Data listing
## start
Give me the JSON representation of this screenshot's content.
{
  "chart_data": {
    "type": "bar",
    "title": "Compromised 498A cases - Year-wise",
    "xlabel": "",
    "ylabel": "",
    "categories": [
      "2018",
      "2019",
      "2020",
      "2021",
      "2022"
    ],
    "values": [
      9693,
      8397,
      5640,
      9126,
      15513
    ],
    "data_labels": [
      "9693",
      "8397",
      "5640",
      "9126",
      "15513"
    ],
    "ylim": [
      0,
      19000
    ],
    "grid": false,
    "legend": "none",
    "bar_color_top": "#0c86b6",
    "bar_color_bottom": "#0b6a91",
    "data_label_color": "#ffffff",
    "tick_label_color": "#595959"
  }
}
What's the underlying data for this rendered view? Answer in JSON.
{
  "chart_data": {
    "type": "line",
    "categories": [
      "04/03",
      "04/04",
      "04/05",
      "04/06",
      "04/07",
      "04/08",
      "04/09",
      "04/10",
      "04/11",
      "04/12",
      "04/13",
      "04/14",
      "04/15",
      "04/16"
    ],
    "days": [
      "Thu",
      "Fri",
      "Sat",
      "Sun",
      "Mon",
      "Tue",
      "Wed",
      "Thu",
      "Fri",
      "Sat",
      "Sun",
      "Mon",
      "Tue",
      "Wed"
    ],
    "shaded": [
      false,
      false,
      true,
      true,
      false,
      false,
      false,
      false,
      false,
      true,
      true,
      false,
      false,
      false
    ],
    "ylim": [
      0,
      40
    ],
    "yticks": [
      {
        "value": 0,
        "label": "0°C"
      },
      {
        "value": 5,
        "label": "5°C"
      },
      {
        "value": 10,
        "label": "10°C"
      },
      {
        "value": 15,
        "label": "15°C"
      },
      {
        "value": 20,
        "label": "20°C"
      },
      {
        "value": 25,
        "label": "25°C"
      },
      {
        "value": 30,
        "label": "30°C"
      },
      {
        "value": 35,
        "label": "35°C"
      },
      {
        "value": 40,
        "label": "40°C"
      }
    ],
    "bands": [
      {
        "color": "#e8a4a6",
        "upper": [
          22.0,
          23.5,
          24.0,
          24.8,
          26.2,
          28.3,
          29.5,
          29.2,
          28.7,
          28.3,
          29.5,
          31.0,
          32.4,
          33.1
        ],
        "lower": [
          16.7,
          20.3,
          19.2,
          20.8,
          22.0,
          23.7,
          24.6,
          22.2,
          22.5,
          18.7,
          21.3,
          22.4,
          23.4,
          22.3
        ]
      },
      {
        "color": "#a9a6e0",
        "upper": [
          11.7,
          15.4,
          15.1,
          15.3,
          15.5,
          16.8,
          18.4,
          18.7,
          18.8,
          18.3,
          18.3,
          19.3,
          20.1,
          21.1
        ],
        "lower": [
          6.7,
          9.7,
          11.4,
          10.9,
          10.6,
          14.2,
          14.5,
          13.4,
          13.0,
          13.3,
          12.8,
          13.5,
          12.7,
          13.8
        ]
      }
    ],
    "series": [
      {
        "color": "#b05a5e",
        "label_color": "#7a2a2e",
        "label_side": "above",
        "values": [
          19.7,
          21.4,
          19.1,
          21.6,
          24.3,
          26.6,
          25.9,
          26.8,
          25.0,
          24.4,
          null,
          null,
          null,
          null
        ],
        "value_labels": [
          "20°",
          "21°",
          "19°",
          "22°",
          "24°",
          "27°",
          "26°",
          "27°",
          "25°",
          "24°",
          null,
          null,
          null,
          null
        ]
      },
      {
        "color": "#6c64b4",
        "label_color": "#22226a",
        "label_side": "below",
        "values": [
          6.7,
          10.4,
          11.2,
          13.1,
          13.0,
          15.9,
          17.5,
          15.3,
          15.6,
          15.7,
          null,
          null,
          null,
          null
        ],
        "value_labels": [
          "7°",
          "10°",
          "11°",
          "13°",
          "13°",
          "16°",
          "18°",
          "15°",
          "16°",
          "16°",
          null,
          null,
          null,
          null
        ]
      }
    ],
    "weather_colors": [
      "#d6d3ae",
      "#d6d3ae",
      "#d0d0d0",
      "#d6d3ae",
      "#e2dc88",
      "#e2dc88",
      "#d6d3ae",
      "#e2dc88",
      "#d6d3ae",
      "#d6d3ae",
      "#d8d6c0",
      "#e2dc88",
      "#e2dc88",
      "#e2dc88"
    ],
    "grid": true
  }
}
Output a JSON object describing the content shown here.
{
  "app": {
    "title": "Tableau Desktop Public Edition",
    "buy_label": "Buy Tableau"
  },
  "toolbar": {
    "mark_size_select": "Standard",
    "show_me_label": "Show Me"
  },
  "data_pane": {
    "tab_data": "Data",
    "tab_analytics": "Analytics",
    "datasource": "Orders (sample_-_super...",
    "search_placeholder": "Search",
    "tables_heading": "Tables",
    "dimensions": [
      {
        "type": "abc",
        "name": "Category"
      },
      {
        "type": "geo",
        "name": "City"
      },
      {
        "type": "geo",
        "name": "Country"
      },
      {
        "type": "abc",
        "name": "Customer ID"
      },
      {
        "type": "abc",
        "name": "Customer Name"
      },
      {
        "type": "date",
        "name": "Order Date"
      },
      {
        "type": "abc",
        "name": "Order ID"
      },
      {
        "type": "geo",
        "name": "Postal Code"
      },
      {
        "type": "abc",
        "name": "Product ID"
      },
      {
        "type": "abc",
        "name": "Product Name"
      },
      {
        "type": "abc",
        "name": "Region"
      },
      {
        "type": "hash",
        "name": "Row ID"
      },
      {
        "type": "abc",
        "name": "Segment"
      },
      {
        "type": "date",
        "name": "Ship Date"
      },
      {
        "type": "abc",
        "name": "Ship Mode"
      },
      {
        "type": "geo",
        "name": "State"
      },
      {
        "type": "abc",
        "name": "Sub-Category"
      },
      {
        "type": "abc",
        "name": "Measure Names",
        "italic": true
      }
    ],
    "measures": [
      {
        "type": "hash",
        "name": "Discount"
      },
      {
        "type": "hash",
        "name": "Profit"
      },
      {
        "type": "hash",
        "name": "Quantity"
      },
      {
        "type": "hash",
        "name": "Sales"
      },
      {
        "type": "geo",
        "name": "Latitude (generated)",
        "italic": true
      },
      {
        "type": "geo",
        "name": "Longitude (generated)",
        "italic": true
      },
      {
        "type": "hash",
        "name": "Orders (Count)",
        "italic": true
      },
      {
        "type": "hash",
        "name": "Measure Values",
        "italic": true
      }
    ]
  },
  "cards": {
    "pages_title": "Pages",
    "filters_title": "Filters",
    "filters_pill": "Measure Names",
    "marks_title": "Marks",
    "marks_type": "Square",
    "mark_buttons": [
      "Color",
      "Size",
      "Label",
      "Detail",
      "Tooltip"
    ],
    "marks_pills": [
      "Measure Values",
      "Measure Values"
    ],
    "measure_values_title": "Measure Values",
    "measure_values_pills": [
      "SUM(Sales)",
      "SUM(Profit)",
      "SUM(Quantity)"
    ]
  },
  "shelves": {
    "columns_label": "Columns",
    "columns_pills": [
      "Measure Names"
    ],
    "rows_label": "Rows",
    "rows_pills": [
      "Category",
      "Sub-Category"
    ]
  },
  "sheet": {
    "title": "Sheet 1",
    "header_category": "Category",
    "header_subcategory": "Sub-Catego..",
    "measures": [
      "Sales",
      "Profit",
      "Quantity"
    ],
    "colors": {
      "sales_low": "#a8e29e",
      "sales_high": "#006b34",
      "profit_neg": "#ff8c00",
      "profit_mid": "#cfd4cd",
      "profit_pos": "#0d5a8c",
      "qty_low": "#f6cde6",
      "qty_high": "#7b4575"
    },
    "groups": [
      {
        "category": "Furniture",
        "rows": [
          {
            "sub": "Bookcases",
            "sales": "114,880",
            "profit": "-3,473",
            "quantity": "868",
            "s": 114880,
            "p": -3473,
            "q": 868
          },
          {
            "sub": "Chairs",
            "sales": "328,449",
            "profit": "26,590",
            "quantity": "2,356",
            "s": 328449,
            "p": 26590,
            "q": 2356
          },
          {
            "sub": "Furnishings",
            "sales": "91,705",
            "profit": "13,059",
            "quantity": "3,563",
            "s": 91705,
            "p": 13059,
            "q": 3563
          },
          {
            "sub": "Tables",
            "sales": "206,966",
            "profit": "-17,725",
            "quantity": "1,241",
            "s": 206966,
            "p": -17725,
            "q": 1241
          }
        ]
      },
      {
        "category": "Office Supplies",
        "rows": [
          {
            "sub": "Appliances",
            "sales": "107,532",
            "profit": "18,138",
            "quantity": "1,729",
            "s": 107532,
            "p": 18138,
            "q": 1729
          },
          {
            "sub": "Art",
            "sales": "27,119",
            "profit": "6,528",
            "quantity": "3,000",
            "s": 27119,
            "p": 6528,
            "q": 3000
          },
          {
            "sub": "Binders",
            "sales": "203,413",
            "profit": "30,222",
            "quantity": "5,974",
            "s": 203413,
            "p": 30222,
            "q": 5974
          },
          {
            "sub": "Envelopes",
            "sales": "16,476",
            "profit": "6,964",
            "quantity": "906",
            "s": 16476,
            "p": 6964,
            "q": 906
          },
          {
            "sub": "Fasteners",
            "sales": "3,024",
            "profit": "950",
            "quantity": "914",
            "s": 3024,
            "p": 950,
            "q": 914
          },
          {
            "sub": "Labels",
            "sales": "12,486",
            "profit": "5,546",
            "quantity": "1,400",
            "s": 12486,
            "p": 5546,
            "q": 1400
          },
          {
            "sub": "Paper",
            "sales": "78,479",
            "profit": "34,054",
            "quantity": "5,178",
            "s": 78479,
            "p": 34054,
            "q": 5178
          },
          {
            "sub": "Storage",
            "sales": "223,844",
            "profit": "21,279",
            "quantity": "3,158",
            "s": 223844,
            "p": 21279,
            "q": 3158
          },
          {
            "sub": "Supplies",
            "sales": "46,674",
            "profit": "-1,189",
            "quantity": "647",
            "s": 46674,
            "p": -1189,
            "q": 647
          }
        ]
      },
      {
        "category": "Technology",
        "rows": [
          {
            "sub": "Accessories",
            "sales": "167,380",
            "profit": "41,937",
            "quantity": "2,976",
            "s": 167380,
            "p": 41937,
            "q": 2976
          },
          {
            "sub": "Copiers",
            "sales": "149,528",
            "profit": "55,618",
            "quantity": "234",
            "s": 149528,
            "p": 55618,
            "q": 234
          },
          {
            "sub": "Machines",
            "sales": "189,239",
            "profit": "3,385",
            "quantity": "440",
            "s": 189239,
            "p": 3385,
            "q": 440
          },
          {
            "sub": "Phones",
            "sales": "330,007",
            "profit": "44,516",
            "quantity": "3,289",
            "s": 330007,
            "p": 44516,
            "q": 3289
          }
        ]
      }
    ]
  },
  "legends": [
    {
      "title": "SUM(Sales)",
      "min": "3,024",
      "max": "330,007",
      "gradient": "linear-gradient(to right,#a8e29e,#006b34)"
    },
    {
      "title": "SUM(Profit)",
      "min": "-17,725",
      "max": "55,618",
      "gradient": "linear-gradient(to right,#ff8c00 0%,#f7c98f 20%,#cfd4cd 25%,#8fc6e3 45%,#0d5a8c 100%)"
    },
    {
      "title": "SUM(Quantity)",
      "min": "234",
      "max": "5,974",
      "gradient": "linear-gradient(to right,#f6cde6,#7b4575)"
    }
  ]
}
## end
INSTRUCTION
Find the string "gradient" in the listing and return every line that holds it.

ANSWER TO THIS EXERCISE
      "gradient": "linear-gradient(to right,#a8e29e,#006b34)"
      "gradient": "linear-gradient(to right,#ff8c00 0%,#f7c98f 20%,#cfd4cd 25%,#8fc6e3 45%,#0d5a8c 100%)"
      "gradient": "linear-gradient(to right,#f6cde6,#7b4575)"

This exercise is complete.